=== WRITTEN REQUEST ===
Would you quote the material below in full and unchanged?

Figure data in JSON

-- Begin --

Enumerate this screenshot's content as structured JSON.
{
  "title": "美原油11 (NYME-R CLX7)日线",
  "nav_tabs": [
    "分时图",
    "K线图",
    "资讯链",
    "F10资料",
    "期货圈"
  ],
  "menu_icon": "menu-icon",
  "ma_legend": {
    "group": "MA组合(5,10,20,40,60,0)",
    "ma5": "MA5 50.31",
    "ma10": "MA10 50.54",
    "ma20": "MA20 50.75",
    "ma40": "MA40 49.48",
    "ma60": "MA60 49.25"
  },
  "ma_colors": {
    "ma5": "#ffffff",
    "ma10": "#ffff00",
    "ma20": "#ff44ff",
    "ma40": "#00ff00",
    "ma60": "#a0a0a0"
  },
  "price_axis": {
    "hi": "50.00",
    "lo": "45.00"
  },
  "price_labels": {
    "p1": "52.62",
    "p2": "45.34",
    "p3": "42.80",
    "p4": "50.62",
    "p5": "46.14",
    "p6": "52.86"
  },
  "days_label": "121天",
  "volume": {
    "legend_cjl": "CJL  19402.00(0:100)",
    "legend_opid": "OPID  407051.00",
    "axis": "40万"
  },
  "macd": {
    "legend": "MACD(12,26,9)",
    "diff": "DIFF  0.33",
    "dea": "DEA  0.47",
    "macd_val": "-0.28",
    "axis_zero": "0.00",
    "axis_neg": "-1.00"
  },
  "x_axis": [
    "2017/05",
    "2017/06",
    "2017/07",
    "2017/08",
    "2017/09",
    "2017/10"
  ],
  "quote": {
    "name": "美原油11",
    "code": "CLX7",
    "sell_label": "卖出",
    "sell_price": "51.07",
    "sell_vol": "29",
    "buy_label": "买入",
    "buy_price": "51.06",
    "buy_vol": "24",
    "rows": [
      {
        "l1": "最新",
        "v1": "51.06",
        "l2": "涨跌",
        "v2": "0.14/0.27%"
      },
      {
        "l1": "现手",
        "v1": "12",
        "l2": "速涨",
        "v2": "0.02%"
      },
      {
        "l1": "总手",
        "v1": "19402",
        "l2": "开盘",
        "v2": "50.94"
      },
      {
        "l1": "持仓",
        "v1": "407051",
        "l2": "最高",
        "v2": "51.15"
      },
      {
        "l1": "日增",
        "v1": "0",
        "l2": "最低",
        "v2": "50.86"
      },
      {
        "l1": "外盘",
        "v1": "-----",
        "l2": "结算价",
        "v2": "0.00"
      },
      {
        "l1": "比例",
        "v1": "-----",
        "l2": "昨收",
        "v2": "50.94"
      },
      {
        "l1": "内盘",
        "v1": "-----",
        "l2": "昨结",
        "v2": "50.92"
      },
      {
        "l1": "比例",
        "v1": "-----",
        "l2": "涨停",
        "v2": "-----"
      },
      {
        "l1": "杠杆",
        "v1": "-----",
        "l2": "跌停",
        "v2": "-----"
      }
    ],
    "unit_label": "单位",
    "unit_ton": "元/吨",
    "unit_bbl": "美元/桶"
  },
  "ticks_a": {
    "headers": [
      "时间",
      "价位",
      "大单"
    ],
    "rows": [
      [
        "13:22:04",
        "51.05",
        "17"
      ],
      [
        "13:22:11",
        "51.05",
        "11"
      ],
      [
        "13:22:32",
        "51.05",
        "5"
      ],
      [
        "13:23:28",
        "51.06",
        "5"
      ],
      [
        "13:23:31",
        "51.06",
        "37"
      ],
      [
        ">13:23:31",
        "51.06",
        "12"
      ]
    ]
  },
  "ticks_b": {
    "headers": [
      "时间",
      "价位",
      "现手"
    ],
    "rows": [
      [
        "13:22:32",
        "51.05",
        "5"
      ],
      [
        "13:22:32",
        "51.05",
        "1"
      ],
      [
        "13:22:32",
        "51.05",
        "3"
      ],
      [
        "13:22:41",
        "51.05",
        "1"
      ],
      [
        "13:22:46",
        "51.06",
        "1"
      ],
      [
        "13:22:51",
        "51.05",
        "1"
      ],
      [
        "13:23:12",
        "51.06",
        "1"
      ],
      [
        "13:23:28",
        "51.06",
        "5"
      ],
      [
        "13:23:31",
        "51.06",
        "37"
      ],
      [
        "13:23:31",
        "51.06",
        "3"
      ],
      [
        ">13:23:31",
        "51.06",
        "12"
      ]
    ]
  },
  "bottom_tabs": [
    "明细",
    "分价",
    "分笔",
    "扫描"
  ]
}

-- End --

=== TASK RESPONSE ===
Enumerate this screenshot's content as structured JSON.
{
  "title": "美原油11 (NYME-R CLX7)日线",
  "nav_tabs": [
    "分时图",
    "K线图",
    "资讯链",
    "F10资料",
    "期货圈"
  ],
  "menu_icon": "menu-icon",
  "ma_legend": {
    "group": "MA组合(5,10,20,40,60,0)",
    "ma5": "MA5 50.31",
    "ma10": "MA10 50.54",
    "ma20": "MA20 50.75",
    "ma40": "MA40 49.48",
    "ma60": "MA60 49.25"
  },
  "ma_colors": {
    "ma5": "#ffffff",
    "ma10": "#ffff00",
    "ma20": "#ff44ff",
    "ma40": "#00ff00",
    "ma60": "#a0a0a0"
  },
  "price_axis": {
    "hi": "50.00",
    "lo": "45.00"
  },
  "price_labels": {
    "p1": "52.62",
    "p2": "45.34",
    "p3": "42.80",
    "p4": "50.62",
    "p5": "46.14",
    "p6": "52.86"
  },
  "days_label": "121天",
  "volume": {
    "legend_cjl": "CJL  19402.00(0:100)",
    "legend_opid": "OPID  407051.00",
    "axis": "40万"
  },
  "macd": {
    "legend": "MACD(12,26,9)",
    "diff": "DIFF  0.33",
    "dea": "DEA  0.47",
    "macd_val": "-0.28",
    "axis_zero": "0.00",
    "axis_neg": "-1.00"
  },
  "x_axis": [
    "2017/05",
    "2017/06",
    "2017/07",
    "2017/08",
    "2017/09",
    "2017/10"
  ],
  "quote": {
    "name": "美原油11",
    "code": "CLX7",
    "sell_label": "卖出",
    "sell_price": "51.07",
    "sell_vol": "29",
    "buy_label": "买入",
    "buy_price": "51.06",
    "buy_vol": "24",
    "rows": [
      {
        "l1": "最新",
        "v1": "51.06",
        "l2": "涨跌",
        "v2": "0.14/0.27%"
      },
      {
        "l1": "现手",
        "v1": "12",
        "l2": "速涨",
        "v2": "0.02%"
      },
      {
        "l1": "总手",
        "v1": "19402",
        "l2": "开盘",
        "v2": "50.94"
      },
      {
        "l1": "持仓",
        "v1": "407051",
        "l2": "最高",
        "v2": "51.15"
      },
      {
        "l1": "日增",
        "v1": "0",
        "l2": "最低",
        "v2": "50.86"
      },
      {
        "l1": "外盘",
        "v1": "-----",
        "l2": "结算价",
        "v2": "0.00"
      },
      {
        "l1": "比例",
        "v1": "-----",
        "l2": "昨收",
        "v2": "50.94"
      },
      {
        "l1": "内盘",
        "v1": "-----",
        "l2": "昨结",
        "v2": "50.92"
      },
      {
        "l1": "比例",
        "v1": "-----",
        "l2": "涨停",
        "v2": "-----"
      },
      {
        "l1": "杠杆",
        "v1": "-----",
        "l2": "跌停",
        "v2": "-----"
      }
    ],
    "unit_label": "单位",
    "unit_ton": "元/吨",
    "unit_bbl": "美元/桶"
  },
  "ticks_a": {
    "headers": [
      "时间",
      "价位",
      "大单"
    ],
    "rows": [
      [
        "13:22:04",
        "51.05",
        "17"
      ],
      [
        "13:22:11",
        "51.05",
        "11"
      ],
      [
        "13:22:32",
        "51.05",
        "5"
      ],
      [
        "13:23:28",
        "51.06",
        "5"
      ],
      [
        "13:23:31",
        "51.06",
        "37"
      ],
      [
        ">13:23:31",
        "51.06",
        "12"
      ]
    ]
  },
  "ticks_b": {
    "headers": [
      "时间",
      "价位",
      "现手"
    ],
    "rows": [
      [
        "13:22:32",
        "51.05",
        "5"
      ],
      [
        "13:22:32",
        "51.05",
        "1"
      ],
      [
        "13:22:32",
        "51.05",
        "3"
      ],
      [
        "13:22:41",
        "51.05",
        "1"
      ],
      [
        "13:22:46",
        "51.06",
        "1"
      ],
      [
        "13:22:51",
        "51.05",
        "1"
      ],
      [
        "13:23:12",
        "51.06",
        "1"
      ],
      [
        "13:23:28",
        "51.06",
        "5"
      ],
      [
        "13:23:31",
        "51.06",
        "37"
      ],
      [
        "13:23:31",
        "51.06",
        "3"
      ],
      [
        ">13:23:31",
        "51.06",
        "12"
      ]
    ]
  },
  "bottom_tabs": [
    "明细",
    "分价",
    "分笔",
    "扫描"
  ]
}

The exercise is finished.